Dataset items
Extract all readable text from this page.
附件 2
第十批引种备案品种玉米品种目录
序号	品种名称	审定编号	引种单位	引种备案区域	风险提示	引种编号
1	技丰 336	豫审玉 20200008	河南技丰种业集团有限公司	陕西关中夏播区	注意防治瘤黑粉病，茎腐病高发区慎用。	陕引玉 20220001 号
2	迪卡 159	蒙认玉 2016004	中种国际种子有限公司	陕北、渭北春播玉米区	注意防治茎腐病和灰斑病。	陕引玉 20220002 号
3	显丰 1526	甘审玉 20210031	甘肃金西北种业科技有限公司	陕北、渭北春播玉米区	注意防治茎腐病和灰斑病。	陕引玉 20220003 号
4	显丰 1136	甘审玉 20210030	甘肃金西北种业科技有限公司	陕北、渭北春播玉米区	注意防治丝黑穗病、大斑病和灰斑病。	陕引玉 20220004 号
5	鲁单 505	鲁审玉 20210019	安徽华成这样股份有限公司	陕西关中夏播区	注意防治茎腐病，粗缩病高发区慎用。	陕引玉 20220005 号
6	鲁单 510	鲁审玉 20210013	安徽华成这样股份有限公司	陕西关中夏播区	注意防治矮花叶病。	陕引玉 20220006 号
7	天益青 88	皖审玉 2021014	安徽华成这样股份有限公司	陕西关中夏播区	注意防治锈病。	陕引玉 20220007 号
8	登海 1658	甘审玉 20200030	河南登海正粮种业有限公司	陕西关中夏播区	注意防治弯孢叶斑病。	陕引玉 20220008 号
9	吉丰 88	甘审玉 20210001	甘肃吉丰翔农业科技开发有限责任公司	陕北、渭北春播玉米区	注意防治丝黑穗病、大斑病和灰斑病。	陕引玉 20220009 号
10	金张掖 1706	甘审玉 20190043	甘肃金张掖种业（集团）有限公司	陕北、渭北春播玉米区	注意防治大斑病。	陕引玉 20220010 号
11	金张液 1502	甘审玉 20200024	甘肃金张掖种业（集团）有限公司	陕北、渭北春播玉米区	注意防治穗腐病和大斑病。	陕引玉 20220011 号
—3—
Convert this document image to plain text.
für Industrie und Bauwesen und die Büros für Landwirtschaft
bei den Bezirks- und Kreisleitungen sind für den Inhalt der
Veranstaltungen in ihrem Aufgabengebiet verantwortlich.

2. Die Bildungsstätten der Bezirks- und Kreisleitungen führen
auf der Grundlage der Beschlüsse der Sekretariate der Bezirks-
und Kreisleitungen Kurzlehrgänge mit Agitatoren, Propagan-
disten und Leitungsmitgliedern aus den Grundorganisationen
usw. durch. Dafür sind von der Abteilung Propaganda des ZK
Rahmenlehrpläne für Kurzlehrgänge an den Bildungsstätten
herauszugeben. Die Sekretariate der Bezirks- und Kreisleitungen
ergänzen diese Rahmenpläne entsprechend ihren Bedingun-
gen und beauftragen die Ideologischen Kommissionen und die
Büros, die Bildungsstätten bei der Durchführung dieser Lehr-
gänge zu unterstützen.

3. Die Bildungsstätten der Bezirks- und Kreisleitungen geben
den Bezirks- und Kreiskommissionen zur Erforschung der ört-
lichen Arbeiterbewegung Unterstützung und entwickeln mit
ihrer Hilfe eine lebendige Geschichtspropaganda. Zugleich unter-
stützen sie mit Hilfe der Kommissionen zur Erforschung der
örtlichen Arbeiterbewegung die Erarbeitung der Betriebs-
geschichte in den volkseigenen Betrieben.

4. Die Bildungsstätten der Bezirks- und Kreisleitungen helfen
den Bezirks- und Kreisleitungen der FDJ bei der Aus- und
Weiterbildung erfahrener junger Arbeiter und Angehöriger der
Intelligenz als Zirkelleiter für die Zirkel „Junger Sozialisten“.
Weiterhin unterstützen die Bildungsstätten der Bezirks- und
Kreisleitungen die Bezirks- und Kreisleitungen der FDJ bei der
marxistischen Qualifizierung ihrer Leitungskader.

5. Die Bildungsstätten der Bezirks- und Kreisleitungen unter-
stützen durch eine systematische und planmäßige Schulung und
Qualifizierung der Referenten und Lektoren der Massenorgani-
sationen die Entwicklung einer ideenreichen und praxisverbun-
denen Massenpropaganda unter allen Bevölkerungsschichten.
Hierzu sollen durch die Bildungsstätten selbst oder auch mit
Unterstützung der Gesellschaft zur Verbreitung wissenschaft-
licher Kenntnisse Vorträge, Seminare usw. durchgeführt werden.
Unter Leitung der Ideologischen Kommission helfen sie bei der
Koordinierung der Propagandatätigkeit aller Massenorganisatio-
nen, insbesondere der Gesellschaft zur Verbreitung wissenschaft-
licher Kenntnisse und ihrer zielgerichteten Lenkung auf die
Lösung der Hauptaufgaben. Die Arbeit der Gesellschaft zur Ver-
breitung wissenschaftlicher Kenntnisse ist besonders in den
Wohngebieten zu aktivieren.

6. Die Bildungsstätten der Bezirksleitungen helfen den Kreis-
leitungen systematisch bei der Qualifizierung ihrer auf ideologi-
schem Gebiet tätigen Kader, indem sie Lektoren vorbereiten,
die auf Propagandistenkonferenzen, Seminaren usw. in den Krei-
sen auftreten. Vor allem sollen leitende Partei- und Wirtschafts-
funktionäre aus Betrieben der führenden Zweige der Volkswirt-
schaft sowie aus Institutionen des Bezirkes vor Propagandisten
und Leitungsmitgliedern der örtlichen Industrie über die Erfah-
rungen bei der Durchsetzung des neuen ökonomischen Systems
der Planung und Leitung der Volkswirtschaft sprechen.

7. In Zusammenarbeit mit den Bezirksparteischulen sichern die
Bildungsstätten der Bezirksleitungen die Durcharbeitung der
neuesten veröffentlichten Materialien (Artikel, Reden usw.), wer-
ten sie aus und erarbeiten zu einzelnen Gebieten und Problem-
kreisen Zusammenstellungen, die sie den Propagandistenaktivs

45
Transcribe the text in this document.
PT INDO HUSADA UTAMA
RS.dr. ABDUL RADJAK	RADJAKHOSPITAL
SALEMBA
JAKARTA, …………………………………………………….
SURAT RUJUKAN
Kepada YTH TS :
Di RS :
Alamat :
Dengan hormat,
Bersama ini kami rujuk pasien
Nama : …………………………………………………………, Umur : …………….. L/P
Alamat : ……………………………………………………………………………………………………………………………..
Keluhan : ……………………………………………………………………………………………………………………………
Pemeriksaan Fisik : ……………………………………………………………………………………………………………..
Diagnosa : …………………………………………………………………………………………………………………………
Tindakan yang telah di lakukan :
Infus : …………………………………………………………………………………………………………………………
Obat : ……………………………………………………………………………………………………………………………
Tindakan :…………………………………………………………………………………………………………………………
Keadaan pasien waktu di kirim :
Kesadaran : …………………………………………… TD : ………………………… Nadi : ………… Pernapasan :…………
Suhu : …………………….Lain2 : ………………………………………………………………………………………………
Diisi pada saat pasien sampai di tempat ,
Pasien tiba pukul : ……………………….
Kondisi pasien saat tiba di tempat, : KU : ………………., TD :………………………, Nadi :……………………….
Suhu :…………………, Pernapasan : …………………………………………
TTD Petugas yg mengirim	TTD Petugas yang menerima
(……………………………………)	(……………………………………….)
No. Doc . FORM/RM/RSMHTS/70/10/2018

▶ **Set problem**
Without changing a word, restate the whole listing.

▶ **Result for this exercise**
Extract all readable text from this page.
附件 2
第十批引种备案品种玉米品种目录
序号	品种名称	审定编号	引种单位	引种备案区域	风险提示	引种编号
1	技丰 336	豫审玉 20200008	河南技丰种业集团有限公司	陕西关中夏播区	注意防治瘤黑粉病，茎腐病高发区慎用。	陕引玉 20220001 号
2	迪卡 159	蒙认玉 2016004	中种国际种子有限公司	陕北、渭北春播玉米区	注意防治茎腐病和灰斑病。	陕引玉 20220002 号
3	显丰 1526	甘审玉 20210031	甘肃金西北种业科技有限公司	陕北、渭北春播玉米区	注意防治茎腐病和灰斑病。	陕引玉 20220003 号
4	显丰 1136	甘审玉 20210030	甘肃金西北种业科技有限公司	陕北、渭北春播玉米区	注意防治丝黑穗病、大斑病和灰斑病。	陕引玉 20220004 号
5	鲁单 505	鲁审玉 20210019	安徽华成这样股份有限公司	陕西关中夏播区	注意防治茎腐病，粗缩病高发区慎用。	陕引玉 20220005 号
6	鲁单 510	鲁审玉 20210013	安徽华成这样股份有限公司	陕西关中夏播区	注意防治矮花叶病。	陕引玉 20220006 号
7	天益青 88	皖审玉 2021014	安徽华成这样股份有限公司	陕西关中夏播区	注意防治锈病。	陕引玉 20220007 号
8	登海 1658	甘审玉 20200030	河南登海正粮种业有限公司	陕西关中夏播区	注意防治弯孢叶斑病。	陕引玉 20220008 号
9	吉丰 88	甘审玉 20210001	甘肃吉丰翔农业科技开发有限责任公司	陕北、渭北春播玉米区	注意防治丝黑穗病、大斑病和灰斑病。	陕引玉 20220009 号
10	金张掖 1706	甘审玉 20190043	甘肃金张掖种业（集团）有限公司	陕北、渭北春播玉米区	注意防治大斑病。	陕引玉 20220010 号
11	金张液 1502	甘审玉 20200024	甘肃金张掖种业（集团）有限公司	陕北、渭北春播玉米区	注意防治穗腐病和大斑病。	陕引玉 20220011 号
—3—
Convert this document image to plain text.
für Industrie und Bauwesen und die Büros für Landwirtschaft
bei den Bezirks- und Kreisleitungen sind für den Inhalt der
Veranstaltungen in ihrem Aufgabengebiet verantwortlich.

2. Die Bildungsstätten der Bezirks- und Kreisleitungen führen
auf der Grundlage der Beschlüsse der Sekretariate der Bezirks-
und Kreisleitungen Kurzlehrgänge mit Agitatoren, Propagan-
disten und Leitungsmitgliedern aus den Grundorganisationen
usw. durch. Dafür sind von der Abteilung Propaganda des ZK
Rahmenlehrpläne für Kurzlehrgänge an den Bildungsstätten
herauszugeben. Die Sekretariate der Bezirks- und Kreisleitungen
ergänzen diese Rahmenpläne entsprechend ihren Bedingun-
gen und beauftragen die Ideologischen Kommissionen und die
Büros, die Bildungsstätten bei der Durchführung dieser Lehr-
gänge zu unterstützen.

3. Die Bildungsstätten der Bezirks- und Kreisleitungen geben
den Bezirks- und Kreiskommissionen zur Erforschung der ört-
lichen Arbeiterbewegung Unterstützung und entwickeln mit
ihrer Hilfe eine lebendige Geschichtspropaganda. Zugleich unter-
stützen sie mit Hilfe der Kommissionen zur Erforschung der
örtlichen Arbeiterbewegung die Erarbeitung der Betriebs-
geschichte in den volkseigenen Betrieben.

4. Die Bildungsstätten der Bezirks- und Kreisleitungen helfen
den Bezirks- und Kreisleitungen der FDJ bei der Aus- und
Weiterbildung erfahrener junger Arbeiter und Angehöriger der
Intelligenz als Zirkelleiter für die Zirkel „Junger Sozialisten“.
Weiterhin unterstützen die Bildungsstätten der Bezirks- und
Kreisleitungen die Bezirks- und Kreisleitungen der FDJ bei der
marxistischen Qualifizierung ihrer Leitungskader.

5. Die Bildungsstätten der Bezirks- und Kreisleitungen unter-
stützen durch eine systematische und planmäßige Schulung und
Qualifizierung der Referenten und Lektoren der Massenorgani-
sationen die Entwicklung einer ideenreichen und praxisverbun-
denen Massenpropaganda unter allen Bevölkerungsschichten.
Hierzu sollen durch die Bildungsstätten selbst oder auch mit
Unterstützung der Gesellschaft zur Verbreitung wissenschaft-
licher Kenntnisse Vorträge, Seminare usw. durchgeführt werden.
Unter Leitung der Ideologischen Kommission helfen sie bei der
Koordinierung der Propagandatätigkeit aller Massenorganisatio-
nen, insbesondere der Gesellschaft zur Verbreitung wissenschaft-
licher Kenntnisse und ihrer zielgerichteten Lenkung auf die
Lösung der Hauptaufgaben. Die Arbeit der Gesellschaft zur Ver-
breitung wissenschaftlicher Kenntnisse ist besonders in den
Wohngebieten zu aktivieren.

6. Die Bildungsstätten der Bezirksleitungen helfen den Kreis-
leitungen systematisch bei der Qualifizierung ihrer auf ideologi-
schem Gebiet tätigen Kader, indem sie Lektoren vorbereiten,
die auf Propagandistenkonferenzen, Seminaren usw. in den Krei-
sen auftreten. Vor allem sollen leitende Partei- und Wirtschafts-
funktionäre aus Betrieben der führenden Zweige der Volkswirt-
schaft sowie aus Institutionen des Bezirkes vor Propagandisten
und Leitungsmitgliedern der örtlichen Industrie über die Erfah-
rungen bei der Durchsetzung des neuen ökonomischen Systems
der Planung und Leitung der Volkswirtschaft sprechen.

7. In Zusammenarbeit mit den Bezirksparteischulen sichern die
Bildungsstätten der Bezirksleitungen die Durcharbeitung der
neuesten veröffentlichten Materialien (Artikel, Reden usw.), wer-
ten sie aus und erarbeiten zu einzelnen Gebieten und Problem-
kreisen Zusammenstellungen, die sie den Propagandistenaktivs

45
Transcribe the text in this document.
PT INDO HUSADA UTAMA
RS.dr. ABDUL RADJAK	RADJAKHOSPITAL
SALEMBA
JAKARTA, …………………………………………………….
SURAT RUJUKAN
Kepada YTH TS :
Di RS :
Alamat :
Dengan hormat,
Bersama ini kami rujuk pasien
Nama : …………………………………………………………, Umur : …………….. L/P
Alamat : ……………………………………………………………………………………………………………………………..
Keluhan : ……………………………………………………………………………………………………………………………
Pemeriksaan Fisik : ……………………………………………………………………………………………………………..
Diagnosa : …………………………………………………………………………………………………………………………
Tindakan yang telah di lakukan :
Infus : …………………………………………………………………………………………………………………………
Obat : ……………………………………………………………………………………………………………………………
Tindakan :…………………………………………………………………………………………………………………………
Keadaan pasien waktu di kirim :
Kesadaran : …………………………………………… TD : ………………………… Nadi : ………… Pernapasan :…………
Suhu : …………………….Lain2 : ………………………………………………………………………………………………
Diisi pada saat pasien sampai di tempat ,
Pasien tiba pukul : ……………………….
Kondisi pasien saat tiba di tempat, : KU : ………………., TD :………………………, Nadi :……………………….
Suhu :…………………, Pernapasan : …………………………………………
TTD Petugas yg mengirim	TTD Petugas yang menerima
(……………………………………)	(……………………………………….)
No. Doc . FORM/RM/RSMHTS/70/10/2018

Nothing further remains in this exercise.